■ **Work to complete**:
Where a line of the listing below includes the word "JSON", reproduce that line.

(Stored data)
···
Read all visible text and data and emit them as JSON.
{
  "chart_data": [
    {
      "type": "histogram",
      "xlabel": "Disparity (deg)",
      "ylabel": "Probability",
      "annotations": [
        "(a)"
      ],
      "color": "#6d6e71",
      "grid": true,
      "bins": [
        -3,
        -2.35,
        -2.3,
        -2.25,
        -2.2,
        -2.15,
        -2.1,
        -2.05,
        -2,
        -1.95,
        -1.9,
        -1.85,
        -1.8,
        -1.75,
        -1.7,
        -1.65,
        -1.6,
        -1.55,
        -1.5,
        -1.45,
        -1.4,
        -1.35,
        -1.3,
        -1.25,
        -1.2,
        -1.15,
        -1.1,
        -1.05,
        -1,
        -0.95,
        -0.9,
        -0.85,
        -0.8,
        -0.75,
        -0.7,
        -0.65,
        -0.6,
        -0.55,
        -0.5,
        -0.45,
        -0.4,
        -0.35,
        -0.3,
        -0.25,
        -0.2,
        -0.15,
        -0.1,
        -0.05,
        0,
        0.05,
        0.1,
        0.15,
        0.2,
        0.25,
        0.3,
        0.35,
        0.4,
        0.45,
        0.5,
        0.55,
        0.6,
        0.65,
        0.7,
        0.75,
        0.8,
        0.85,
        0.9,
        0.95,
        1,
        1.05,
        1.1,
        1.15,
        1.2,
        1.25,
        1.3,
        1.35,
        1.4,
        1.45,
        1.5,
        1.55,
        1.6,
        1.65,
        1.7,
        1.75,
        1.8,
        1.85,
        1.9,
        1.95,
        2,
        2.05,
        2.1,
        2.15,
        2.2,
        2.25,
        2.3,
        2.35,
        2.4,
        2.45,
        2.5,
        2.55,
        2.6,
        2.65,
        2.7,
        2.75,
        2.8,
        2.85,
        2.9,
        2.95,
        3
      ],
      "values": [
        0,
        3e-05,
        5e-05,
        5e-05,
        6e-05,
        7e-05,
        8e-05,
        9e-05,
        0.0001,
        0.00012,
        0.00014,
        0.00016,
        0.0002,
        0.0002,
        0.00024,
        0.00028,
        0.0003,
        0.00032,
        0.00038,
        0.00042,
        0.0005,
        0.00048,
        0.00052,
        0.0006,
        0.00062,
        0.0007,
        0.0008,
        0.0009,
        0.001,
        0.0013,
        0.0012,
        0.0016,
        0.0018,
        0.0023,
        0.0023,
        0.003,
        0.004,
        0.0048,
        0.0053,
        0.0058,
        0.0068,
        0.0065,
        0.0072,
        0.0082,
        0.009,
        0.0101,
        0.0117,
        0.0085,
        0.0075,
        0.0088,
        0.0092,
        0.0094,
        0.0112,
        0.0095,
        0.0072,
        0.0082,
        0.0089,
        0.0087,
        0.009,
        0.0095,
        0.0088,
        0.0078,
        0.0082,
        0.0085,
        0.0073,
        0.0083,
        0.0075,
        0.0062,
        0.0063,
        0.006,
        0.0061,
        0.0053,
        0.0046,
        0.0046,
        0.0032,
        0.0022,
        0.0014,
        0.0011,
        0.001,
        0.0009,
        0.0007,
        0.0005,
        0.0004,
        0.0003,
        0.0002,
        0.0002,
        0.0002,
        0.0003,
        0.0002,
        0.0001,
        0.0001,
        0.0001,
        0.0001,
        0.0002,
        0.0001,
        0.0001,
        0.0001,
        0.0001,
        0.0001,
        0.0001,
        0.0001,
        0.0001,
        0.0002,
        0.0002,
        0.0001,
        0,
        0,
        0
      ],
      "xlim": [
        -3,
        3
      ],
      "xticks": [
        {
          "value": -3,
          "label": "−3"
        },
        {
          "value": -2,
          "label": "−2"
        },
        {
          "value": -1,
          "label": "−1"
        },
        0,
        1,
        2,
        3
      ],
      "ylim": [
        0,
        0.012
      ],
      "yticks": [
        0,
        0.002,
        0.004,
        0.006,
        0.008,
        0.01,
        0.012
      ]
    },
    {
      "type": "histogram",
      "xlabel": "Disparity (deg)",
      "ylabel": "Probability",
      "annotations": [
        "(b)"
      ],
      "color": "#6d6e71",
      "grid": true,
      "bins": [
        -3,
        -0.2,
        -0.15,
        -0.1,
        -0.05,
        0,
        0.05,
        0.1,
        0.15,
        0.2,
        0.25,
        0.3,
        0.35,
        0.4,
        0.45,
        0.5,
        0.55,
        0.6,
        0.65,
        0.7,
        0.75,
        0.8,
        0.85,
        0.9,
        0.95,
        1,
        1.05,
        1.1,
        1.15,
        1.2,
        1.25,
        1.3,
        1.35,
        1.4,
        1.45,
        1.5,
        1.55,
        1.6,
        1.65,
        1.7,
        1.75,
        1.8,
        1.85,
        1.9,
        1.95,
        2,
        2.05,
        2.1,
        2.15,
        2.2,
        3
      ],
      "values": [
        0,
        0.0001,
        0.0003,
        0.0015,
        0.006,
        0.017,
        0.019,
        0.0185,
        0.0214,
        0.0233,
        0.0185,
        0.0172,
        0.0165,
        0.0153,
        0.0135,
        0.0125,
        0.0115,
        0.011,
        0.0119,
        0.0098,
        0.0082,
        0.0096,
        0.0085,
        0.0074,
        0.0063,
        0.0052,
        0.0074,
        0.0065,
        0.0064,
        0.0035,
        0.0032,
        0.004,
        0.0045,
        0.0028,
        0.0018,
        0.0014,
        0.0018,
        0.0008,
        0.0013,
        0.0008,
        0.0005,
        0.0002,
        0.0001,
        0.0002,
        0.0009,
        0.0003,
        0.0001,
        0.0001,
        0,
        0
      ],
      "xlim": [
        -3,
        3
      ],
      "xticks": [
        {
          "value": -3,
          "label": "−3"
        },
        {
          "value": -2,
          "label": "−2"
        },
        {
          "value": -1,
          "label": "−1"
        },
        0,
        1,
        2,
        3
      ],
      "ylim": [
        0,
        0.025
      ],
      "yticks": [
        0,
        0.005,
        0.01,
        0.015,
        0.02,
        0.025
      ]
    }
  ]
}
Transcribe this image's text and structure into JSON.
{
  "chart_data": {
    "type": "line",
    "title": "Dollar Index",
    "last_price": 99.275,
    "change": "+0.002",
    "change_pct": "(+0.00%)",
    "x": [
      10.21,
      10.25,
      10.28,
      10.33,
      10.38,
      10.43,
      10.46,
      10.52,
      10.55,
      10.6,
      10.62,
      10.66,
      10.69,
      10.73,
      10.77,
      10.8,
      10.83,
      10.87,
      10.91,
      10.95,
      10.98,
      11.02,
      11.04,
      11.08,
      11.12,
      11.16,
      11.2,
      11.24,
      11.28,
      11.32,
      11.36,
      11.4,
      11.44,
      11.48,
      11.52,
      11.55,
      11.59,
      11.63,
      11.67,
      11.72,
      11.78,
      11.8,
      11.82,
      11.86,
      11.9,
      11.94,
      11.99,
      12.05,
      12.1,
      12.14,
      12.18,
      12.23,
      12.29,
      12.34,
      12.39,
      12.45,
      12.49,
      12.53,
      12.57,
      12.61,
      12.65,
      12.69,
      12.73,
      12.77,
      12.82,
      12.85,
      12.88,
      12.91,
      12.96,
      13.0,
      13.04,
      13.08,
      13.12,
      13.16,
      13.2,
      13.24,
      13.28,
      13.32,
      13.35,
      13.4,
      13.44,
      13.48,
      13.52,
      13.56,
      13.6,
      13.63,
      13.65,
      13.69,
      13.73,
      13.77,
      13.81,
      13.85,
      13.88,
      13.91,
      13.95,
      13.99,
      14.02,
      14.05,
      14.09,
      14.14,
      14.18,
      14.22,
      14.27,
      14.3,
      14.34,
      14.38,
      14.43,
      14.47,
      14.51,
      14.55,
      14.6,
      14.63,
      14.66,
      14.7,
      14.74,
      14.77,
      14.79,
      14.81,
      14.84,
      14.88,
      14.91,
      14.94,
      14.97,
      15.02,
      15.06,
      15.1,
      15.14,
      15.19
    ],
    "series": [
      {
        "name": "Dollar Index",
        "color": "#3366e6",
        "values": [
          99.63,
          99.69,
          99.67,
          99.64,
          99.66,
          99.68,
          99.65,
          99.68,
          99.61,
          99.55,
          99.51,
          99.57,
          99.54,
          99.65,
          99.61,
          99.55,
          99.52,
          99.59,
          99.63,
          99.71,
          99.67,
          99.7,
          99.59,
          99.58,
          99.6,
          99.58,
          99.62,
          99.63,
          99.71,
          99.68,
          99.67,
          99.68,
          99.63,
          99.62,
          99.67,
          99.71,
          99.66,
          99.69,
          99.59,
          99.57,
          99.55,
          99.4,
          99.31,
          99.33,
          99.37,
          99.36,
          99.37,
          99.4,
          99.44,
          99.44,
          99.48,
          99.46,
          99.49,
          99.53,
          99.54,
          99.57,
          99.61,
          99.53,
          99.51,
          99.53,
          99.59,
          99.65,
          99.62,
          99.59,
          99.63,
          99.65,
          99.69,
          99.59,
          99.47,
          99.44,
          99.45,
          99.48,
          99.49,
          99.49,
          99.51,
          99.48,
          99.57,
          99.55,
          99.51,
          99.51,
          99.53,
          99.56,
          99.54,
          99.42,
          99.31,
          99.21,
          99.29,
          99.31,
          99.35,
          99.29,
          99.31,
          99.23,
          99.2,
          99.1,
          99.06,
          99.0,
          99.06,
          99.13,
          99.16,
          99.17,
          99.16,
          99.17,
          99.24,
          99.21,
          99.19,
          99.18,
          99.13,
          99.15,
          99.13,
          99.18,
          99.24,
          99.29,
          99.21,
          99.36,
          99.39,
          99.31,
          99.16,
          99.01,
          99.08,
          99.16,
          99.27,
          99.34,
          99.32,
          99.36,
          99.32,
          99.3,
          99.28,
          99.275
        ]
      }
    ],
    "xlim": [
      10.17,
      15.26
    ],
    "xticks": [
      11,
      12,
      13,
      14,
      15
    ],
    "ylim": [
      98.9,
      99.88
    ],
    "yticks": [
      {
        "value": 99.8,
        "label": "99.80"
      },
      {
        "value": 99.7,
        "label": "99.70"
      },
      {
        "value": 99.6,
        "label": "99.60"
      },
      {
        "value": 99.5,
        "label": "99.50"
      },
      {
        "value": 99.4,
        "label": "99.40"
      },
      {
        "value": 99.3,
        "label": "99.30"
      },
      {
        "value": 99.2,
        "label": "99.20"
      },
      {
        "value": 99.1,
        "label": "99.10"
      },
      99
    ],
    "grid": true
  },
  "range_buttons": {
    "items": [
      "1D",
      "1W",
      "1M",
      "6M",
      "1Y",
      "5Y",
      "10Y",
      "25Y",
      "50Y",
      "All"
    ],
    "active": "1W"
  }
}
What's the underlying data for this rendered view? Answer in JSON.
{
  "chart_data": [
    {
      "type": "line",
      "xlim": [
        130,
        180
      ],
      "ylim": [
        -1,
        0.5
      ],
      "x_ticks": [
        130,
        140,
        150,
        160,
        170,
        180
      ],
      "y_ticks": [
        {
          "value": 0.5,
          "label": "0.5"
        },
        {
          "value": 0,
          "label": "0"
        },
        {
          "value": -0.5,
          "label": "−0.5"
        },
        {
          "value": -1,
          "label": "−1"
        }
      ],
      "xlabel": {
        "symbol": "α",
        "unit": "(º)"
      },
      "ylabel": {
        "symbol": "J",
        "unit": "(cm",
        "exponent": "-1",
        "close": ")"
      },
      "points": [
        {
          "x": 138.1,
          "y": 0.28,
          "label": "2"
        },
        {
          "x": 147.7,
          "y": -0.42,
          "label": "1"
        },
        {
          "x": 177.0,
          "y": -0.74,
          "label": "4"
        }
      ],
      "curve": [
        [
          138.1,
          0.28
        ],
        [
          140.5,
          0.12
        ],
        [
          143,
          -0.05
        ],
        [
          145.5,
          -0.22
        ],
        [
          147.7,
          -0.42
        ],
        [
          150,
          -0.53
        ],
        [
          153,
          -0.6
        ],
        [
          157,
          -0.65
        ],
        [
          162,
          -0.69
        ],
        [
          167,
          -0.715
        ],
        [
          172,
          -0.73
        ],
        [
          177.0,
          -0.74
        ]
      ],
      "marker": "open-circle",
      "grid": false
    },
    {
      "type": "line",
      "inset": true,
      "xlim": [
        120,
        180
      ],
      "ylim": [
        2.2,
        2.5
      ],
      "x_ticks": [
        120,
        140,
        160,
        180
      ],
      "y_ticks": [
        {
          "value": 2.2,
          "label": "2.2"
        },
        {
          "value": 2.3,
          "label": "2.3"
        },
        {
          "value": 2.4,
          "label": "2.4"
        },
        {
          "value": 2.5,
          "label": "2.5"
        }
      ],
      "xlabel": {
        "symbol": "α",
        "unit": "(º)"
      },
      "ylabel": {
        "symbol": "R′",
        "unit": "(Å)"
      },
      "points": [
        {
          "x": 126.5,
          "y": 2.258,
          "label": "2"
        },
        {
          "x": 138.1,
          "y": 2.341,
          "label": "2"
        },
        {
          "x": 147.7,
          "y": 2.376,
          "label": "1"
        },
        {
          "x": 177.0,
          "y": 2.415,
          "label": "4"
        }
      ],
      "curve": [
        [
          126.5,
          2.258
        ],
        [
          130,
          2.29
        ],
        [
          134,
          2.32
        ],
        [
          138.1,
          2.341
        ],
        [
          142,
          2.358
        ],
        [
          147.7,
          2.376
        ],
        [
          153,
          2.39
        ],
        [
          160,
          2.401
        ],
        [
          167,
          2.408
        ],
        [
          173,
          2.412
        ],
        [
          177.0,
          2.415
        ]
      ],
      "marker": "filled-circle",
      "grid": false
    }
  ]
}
···
■ **Problem solution**:
Read all visible text and data and emit them as JSON.
Transcribe this image's text and structure into JSON.
What's the underlying data for this rendered view? Answer in JSON.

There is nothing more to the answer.